*Quoted text*
◇ ◇ ◇ ◇

The Quiet Before, page 22
He was earnest about this, believing he could fix all that had gone wrong with Facebook, exploit that knowledge in the creation of a better design. But it never really took off. In the internet ecosystem of the late 2010s, any new form of social media faced a problem known as the network effect: the bigger a network was, the more benefits to joining it, and nothing could come close to Facebook by that point. In 2016, Parlio was acquired by Quora, a site specializing in Q& As in which experts answered questions generated by users. Ghonim and his team were folded into the bigger company’s operations. He soon fell into a depression, and when, in the summer of 2017, he found himself crying in a meeting room at the Quora offices, he decided it was time to quit.
What happened to Wael Ghonim after that was fodder for much rumor and concern when I began asking former Egyptian revolutionaries about him in 2019. They told me to look at his YouTube channel and Twitter. That’s where I found the troubling videos. In the first of what would be dozens of increasingly bizarre clips posted every day, he shaved off all his hair and eyebrows. Then he began to appear shirtless, smoking thickly rolled blunts. He confessed that he had cheated on his wife and brought her on camera to tell his audience that she had asked for a divorce. Sometimes he would post videos of himself laughing maniacally or dancing. His friends and comrades said they tried to get in touch, worried that he was having a nervous breakdown. He cut them all off, even people he had been close to for years.

◇ ◇ ◇ ◇

*Dataset entries*
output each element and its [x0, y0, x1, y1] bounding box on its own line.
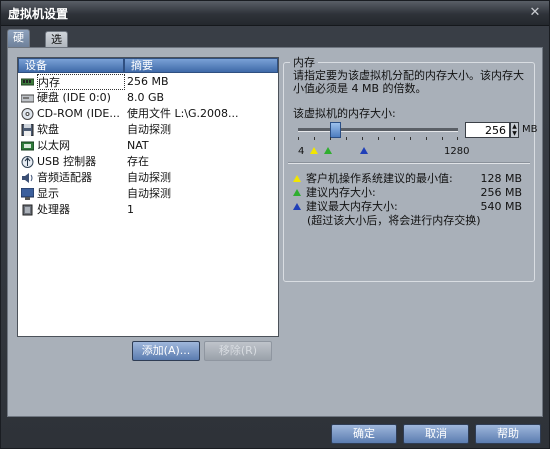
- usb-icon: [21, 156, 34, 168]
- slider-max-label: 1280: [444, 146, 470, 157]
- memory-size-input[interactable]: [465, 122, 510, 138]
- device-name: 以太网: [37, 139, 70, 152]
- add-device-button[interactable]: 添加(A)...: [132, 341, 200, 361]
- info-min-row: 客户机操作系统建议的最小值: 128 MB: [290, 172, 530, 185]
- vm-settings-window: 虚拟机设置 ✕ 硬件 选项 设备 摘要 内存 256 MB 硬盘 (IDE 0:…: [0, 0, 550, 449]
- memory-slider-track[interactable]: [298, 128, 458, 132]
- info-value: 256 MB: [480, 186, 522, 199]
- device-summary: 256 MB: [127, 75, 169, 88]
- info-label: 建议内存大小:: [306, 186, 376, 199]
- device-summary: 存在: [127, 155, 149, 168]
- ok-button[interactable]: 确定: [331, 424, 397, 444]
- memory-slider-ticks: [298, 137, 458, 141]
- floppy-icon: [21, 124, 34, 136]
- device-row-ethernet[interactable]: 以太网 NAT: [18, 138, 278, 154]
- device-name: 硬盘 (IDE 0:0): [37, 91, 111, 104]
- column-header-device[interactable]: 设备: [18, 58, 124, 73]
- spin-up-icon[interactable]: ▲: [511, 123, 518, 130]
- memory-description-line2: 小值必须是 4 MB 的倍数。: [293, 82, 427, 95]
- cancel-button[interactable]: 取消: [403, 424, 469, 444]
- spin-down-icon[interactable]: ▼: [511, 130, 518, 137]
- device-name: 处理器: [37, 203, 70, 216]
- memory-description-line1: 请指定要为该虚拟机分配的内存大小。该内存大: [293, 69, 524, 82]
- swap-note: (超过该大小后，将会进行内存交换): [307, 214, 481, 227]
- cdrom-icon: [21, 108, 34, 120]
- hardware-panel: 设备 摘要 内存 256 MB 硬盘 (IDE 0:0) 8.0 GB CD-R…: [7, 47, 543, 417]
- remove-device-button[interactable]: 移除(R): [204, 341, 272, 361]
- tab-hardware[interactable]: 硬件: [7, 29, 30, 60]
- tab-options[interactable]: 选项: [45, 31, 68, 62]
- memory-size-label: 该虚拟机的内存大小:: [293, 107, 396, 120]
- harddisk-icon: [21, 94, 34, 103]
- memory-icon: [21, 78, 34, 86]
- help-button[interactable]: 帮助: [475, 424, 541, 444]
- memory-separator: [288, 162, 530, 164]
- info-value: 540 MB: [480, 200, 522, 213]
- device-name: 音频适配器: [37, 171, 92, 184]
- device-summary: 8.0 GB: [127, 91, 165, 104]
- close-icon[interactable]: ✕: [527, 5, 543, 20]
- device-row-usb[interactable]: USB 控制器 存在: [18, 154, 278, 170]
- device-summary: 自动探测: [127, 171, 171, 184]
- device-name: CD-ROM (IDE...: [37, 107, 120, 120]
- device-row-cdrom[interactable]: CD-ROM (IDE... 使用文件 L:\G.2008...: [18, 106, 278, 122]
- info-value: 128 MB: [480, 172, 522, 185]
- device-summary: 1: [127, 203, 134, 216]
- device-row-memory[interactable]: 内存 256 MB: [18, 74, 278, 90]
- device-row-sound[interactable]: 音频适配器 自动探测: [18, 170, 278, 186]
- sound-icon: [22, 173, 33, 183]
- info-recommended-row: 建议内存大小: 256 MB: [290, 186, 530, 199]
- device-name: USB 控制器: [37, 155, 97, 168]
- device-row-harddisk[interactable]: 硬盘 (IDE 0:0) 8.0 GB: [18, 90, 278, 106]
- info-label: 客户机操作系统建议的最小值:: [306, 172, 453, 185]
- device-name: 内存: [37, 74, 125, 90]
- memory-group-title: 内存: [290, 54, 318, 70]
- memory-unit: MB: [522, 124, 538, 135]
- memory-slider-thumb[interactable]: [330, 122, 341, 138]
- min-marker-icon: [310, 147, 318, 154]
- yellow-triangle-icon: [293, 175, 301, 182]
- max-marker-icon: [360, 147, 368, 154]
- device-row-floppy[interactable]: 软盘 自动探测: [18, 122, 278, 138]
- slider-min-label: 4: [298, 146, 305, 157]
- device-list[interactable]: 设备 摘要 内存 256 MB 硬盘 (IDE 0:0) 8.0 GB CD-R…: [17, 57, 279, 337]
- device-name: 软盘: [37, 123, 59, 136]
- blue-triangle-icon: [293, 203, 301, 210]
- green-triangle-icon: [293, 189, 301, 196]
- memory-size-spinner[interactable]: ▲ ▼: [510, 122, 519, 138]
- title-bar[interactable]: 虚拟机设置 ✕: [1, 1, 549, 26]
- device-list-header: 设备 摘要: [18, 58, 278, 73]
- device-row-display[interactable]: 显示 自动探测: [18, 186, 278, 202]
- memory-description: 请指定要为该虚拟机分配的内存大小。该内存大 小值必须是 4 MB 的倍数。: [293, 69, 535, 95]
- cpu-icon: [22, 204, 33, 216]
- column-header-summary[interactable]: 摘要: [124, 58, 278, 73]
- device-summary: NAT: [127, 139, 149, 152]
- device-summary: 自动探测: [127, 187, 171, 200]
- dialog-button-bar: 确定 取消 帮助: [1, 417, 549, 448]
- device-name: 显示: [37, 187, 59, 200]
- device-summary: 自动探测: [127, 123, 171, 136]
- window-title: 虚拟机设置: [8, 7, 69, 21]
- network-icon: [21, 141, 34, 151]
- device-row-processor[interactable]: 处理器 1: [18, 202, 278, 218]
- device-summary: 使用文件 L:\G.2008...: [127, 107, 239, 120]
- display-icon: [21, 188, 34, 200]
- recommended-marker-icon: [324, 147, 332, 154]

◇ ◇ ◇ ◇

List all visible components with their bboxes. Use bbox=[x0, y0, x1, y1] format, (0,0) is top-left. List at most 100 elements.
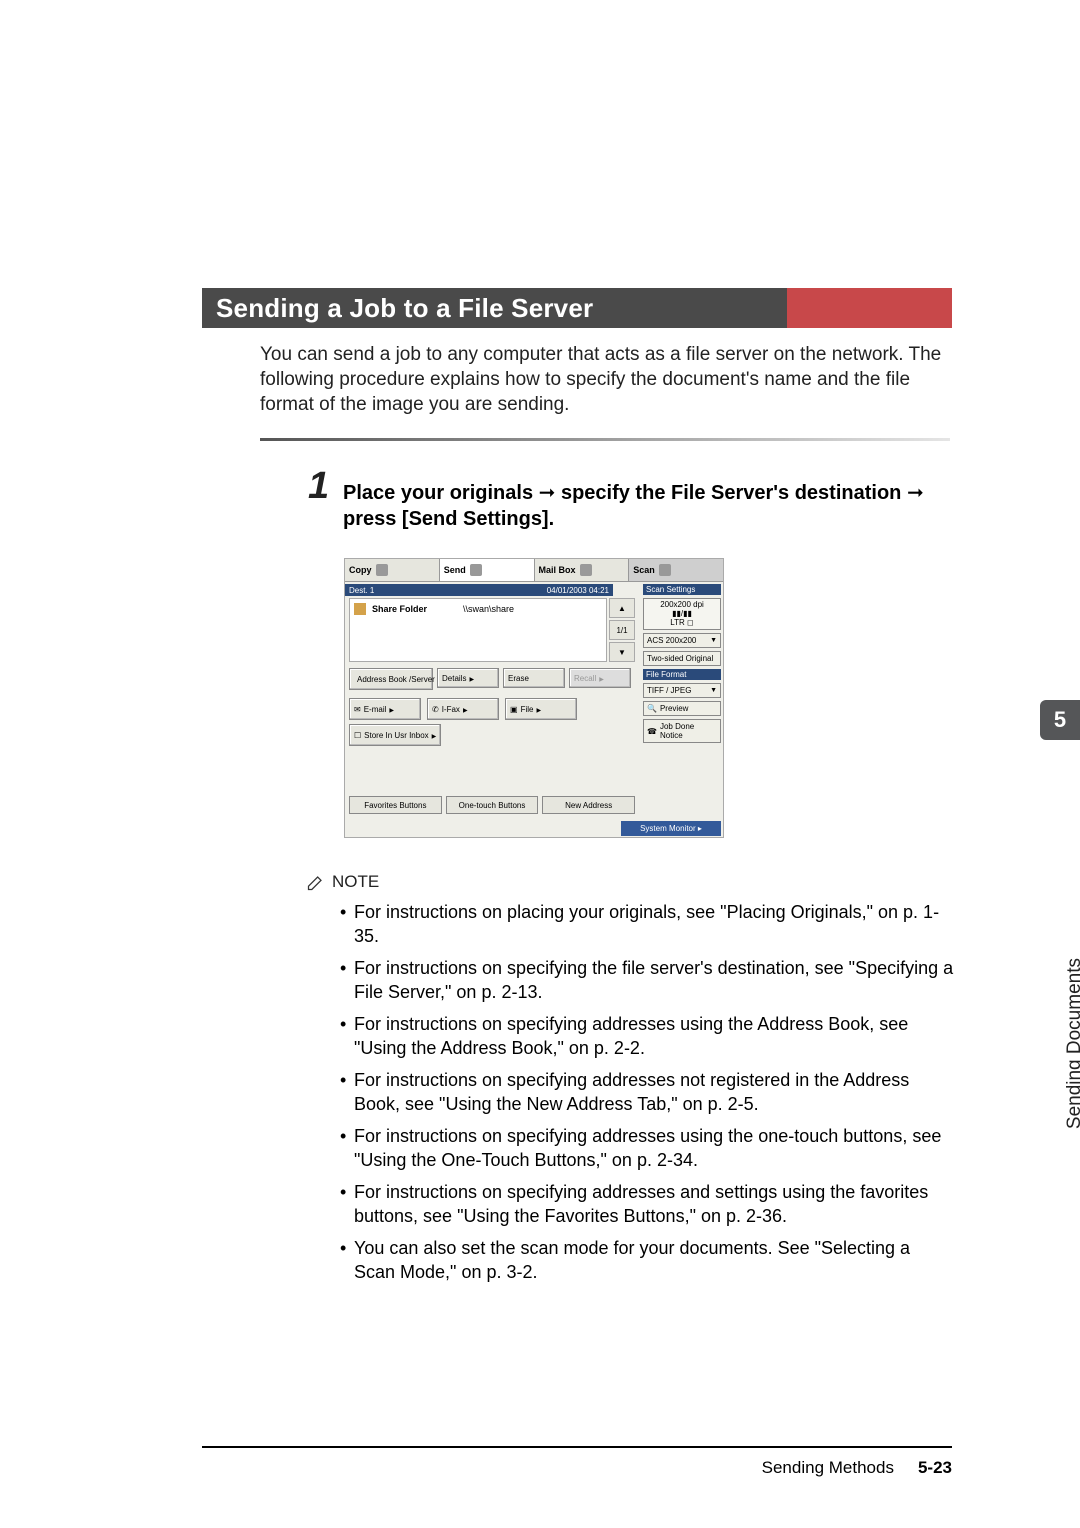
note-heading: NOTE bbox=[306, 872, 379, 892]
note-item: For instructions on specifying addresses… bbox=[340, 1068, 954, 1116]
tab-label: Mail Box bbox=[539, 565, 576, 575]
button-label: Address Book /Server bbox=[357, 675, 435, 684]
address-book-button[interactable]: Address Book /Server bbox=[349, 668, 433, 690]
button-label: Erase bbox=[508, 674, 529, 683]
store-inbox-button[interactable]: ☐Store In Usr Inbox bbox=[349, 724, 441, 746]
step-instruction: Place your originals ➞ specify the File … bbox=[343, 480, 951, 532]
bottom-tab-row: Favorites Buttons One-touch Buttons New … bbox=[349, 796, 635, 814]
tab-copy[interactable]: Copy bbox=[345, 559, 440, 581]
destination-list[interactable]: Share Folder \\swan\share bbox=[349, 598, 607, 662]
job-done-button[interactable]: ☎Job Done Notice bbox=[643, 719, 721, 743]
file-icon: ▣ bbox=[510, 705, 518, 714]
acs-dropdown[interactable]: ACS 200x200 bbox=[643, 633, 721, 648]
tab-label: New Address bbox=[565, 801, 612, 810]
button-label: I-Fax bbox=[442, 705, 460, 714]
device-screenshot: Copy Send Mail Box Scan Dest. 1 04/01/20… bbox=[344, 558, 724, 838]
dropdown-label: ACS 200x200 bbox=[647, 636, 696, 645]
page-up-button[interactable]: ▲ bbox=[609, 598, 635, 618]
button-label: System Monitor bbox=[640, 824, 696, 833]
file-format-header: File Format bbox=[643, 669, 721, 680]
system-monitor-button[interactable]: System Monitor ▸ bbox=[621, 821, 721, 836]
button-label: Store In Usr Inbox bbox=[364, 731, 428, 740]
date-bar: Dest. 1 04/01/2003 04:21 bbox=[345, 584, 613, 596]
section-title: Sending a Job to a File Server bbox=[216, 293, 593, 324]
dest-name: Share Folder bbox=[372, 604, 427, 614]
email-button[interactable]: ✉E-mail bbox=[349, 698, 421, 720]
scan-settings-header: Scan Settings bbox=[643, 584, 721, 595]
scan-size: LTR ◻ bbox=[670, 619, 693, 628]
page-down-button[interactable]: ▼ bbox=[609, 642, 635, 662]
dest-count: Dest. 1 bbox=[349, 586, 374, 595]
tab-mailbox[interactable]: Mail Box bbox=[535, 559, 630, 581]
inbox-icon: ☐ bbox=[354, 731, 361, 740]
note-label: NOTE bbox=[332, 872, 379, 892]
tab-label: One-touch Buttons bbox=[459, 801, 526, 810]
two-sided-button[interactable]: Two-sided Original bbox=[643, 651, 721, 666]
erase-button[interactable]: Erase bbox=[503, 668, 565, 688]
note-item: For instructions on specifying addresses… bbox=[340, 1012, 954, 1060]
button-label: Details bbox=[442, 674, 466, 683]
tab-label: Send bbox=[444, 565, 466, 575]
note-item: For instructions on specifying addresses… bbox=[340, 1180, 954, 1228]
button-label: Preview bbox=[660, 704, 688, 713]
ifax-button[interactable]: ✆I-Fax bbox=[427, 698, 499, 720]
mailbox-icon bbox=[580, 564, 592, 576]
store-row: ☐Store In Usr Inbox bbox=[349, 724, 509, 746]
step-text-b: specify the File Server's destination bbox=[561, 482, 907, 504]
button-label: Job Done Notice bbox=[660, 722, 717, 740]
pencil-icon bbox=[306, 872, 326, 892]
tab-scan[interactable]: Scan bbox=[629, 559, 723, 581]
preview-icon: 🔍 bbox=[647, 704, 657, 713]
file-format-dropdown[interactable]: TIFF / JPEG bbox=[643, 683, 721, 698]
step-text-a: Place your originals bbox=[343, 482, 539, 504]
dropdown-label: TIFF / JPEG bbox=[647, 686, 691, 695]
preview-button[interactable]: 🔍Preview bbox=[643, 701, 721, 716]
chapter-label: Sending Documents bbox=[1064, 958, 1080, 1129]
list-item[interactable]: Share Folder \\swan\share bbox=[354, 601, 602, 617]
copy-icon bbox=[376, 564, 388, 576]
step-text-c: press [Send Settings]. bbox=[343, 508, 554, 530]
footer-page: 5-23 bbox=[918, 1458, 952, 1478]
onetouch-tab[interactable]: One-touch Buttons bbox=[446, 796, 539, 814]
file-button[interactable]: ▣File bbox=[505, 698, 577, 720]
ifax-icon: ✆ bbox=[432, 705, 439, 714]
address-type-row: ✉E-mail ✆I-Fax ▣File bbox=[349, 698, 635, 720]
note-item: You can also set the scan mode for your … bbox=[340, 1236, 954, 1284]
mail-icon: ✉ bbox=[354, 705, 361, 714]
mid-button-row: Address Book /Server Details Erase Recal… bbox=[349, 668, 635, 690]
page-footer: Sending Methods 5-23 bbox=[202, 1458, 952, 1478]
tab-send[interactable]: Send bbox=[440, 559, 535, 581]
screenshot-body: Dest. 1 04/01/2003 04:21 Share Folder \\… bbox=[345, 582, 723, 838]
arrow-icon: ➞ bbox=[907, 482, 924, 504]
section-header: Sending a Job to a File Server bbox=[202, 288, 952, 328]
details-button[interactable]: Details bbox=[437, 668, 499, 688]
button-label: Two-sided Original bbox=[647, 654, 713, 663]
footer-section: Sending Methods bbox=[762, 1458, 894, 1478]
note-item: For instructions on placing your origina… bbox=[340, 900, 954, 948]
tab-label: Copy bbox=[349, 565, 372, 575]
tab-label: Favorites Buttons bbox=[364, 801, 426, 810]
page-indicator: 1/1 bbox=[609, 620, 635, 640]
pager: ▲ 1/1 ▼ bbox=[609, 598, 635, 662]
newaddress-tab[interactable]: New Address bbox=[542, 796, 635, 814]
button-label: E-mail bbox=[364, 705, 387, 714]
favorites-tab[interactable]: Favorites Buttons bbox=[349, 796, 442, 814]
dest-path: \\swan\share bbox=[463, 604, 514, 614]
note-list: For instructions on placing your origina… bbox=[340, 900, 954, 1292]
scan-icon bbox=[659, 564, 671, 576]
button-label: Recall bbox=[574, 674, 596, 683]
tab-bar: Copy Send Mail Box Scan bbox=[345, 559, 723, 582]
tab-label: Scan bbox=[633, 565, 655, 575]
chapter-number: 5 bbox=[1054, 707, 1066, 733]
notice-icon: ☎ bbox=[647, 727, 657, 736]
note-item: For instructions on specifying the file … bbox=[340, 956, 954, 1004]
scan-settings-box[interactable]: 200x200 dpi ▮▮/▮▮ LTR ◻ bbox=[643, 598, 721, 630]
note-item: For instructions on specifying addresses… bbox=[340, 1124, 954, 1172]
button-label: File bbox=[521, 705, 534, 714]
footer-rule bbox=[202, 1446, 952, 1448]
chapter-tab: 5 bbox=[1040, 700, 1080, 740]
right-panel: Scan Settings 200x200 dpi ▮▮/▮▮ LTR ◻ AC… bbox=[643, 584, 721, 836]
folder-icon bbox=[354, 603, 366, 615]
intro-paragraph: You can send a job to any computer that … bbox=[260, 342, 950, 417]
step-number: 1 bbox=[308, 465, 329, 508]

◇ ◇ ◇ ◇

*Requirement*
Reproduce the passage about Wael Ghonim in full, word for word, with its header line.

*Result for this exercise*
The Quiet Before, page 22
He was earnest about this, believing he could fix all that had gone wrong with Facebook, exploit that knowledge in the creation of a better design. But it never really took off. In the internet ecosystem of the late 2010s, any new form of social media faced a problem known as the network effect: the bigger a network was, the more benefits to joining it, and nothing could come close to Facebook by that point. In 2016, Parlio was acquired by Quora, a site specializing in Q& As in which experts answered questions generated by users. Ghonim and his team were folded into the bigger company’s operations. He soon fell into a depression, and when, in the summer of 2017, he found himself crying in a meeting room at the Quora offices, he decided it was time to quit.
What happened to Wael Ghonim after that was fodder for much rumor and concern when I began asking former Egyptian revolutionaries about him in 2019. They told me to look at his YouTube channel and Twitter. That’s where I found the troubling videos. In the first of what would be dozens of increasingly bizarre clips posted every day, he shaved off all his hair and eyebrows. Then he began to appear shirtless, smoking thickly rolled blunts. He confessed that he had cheated on his wife and brought her on camera to tell his audience that she had asked for a divorce. Sometimes he would post videos of himself laughing maniacally or dancing. His friends and comrades said they tried to get in touch, worried that he was having a nervous breakdown. He cut them all off, even people he had been close to for years.